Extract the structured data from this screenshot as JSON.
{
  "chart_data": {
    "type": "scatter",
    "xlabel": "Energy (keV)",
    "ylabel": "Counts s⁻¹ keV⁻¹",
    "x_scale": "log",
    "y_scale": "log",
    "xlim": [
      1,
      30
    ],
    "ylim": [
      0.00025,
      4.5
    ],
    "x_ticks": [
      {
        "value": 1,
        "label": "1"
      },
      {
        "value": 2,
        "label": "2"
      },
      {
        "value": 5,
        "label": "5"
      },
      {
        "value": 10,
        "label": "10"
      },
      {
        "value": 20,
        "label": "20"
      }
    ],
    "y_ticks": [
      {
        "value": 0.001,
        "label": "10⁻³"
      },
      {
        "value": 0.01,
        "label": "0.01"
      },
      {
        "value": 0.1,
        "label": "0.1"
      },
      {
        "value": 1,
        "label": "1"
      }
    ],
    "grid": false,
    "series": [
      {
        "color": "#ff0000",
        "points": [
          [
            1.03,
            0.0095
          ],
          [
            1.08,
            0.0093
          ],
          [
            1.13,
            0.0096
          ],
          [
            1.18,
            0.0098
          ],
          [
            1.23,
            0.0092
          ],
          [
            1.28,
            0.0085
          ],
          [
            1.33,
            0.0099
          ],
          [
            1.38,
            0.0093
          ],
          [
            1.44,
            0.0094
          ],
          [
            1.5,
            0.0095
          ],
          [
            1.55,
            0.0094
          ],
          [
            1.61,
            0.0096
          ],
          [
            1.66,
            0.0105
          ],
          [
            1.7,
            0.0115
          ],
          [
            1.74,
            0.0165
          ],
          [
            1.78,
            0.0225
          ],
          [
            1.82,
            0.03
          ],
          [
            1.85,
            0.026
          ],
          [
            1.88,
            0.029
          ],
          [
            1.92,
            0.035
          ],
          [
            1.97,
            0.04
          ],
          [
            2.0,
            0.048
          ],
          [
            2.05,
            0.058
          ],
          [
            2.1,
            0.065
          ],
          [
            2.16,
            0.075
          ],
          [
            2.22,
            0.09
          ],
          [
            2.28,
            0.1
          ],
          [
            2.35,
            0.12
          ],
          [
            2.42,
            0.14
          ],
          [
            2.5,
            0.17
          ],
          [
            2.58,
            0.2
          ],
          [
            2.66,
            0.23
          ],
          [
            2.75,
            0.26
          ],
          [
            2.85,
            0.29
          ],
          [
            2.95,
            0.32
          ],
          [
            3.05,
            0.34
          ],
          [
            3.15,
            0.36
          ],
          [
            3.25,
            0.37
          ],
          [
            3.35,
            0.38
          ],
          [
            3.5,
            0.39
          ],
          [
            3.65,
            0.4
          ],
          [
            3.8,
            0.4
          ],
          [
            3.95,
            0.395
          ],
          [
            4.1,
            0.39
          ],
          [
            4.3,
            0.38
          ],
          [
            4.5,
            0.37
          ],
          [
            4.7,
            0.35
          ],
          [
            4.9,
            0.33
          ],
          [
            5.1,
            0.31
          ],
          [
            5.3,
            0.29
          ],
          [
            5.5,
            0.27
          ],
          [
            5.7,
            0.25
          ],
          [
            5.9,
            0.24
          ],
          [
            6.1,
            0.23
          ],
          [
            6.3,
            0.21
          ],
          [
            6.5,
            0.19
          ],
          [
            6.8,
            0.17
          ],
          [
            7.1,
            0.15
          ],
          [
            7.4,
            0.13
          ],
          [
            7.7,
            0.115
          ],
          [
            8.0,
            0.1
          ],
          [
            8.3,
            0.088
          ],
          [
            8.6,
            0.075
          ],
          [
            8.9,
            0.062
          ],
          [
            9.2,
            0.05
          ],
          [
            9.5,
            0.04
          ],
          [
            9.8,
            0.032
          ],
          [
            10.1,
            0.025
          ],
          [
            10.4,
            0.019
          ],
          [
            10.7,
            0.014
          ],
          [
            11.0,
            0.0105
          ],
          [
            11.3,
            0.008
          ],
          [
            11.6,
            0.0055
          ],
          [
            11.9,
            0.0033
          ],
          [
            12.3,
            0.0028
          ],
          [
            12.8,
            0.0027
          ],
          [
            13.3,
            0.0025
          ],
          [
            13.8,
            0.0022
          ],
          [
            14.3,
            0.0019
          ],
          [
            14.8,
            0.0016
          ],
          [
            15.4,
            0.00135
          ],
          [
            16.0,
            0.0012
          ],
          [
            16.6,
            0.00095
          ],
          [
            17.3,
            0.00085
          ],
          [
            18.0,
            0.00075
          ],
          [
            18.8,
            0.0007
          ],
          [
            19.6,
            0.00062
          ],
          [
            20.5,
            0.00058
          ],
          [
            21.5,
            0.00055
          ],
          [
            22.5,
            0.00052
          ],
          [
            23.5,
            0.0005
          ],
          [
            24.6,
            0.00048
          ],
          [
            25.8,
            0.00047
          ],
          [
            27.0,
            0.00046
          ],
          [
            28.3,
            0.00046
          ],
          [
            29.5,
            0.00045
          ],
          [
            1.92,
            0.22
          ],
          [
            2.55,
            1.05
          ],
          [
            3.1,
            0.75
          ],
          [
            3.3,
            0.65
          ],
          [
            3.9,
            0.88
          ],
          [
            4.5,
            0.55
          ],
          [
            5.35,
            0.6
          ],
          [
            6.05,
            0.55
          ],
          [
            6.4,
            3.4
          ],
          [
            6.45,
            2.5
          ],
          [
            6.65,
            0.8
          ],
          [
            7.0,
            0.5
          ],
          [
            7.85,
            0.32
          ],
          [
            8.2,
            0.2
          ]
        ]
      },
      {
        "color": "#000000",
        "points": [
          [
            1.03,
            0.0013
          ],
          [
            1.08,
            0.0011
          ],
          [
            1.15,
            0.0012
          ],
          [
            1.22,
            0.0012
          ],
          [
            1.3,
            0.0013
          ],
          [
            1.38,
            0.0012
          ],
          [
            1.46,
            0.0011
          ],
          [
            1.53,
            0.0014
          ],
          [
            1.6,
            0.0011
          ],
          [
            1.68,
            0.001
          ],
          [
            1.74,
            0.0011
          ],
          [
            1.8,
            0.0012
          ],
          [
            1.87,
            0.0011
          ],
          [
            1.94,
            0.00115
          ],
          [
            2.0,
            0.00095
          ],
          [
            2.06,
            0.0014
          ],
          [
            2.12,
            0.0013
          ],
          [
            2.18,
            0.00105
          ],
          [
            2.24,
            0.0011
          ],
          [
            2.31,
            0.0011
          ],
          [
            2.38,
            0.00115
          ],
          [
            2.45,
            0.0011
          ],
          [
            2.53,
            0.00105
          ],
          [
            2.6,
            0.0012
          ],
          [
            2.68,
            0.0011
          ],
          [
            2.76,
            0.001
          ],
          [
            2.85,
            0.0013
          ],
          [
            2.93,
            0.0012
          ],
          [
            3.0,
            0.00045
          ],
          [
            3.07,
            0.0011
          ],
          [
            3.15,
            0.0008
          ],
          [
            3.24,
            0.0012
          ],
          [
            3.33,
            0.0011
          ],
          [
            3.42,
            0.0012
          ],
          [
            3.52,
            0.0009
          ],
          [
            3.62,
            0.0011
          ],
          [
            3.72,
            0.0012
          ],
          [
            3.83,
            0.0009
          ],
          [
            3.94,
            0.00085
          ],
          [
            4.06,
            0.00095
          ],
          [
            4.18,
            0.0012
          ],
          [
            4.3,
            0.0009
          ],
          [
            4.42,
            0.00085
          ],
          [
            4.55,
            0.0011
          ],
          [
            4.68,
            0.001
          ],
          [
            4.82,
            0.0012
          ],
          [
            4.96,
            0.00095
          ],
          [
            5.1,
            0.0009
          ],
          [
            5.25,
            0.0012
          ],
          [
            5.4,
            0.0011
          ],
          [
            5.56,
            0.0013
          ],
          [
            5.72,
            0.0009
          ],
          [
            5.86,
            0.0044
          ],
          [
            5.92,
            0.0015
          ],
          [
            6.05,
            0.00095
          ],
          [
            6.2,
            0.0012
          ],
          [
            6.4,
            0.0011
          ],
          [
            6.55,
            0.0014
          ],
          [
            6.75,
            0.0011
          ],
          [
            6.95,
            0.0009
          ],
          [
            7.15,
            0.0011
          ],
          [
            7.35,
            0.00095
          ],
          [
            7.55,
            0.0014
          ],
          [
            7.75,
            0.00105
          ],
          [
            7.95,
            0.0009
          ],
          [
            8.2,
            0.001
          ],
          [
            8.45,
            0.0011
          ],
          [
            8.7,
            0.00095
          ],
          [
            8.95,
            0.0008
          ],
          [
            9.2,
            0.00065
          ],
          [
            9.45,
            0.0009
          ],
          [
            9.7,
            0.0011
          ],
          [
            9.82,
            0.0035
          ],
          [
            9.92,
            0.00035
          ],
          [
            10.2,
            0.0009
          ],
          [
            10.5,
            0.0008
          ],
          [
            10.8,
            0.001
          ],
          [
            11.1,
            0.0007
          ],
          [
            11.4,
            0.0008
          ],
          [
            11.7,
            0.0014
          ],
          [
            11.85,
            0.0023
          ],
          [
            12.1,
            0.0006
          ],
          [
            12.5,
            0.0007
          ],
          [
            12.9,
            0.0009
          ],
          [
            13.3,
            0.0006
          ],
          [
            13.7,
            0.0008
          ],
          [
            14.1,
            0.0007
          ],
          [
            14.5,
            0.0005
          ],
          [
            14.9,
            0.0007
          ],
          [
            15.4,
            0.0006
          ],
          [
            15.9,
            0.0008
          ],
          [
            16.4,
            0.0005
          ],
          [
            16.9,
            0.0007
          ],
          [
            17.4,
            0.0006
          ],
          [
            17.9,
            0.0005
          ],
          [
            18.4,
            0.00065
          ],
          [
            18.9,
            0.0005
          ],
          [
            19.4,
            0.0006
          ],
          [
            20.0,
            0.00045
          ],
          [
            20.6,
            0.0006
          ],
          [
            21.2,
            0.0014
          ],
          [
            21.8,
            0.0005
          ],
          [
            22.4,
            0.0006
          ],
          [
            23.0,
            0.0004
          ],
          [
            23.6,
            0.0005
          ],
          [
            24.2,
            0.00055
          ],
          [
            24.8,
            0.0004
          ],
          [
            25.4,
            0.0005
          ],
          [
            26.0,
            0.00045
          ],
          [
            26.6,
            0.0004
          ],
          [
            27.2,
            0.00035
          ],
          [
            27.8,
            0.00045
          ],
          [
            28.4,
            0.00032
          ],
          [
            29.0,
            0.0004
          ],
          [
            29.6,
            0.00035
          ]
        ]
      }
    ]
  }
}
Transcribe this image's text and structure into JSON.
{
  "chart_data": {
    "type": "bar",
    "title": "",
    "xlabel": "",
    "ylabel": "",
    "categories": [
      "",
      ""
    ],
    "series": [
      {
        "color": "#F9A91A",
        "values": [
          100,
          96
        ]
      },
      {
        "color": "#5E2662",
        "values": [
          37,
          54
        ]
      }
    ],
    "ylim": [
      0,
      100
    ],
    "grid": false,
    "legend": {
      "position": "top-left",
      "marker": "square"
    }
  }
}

——————————

- **What the task requires**
Your task is to output exactly the lines running from the one with "Transcribe this image's" through the final line of the material above, with both ends included.

- **Final answer**
Transcribe this image's text and structure into JSON.
{
  "chart_data": {
    "type": "bar",
    "title": "",
    "xlabel": "",
    "ylabel": "",
    "categories": [
      "",
      ""
    ],
    "series": [
      {
        "color": "#F9A91A",
        "values": [
          100,
          96
        ]
      },
      {
        "color": "#5E2662",
        "values": [
          37,
          54
        ]
      }
    ],
    "ylim": [
      0,
      100
    ],
    "grid": false,
    "legend": {
      "position": "top-left",
      "marker": "square"
    }
  }
}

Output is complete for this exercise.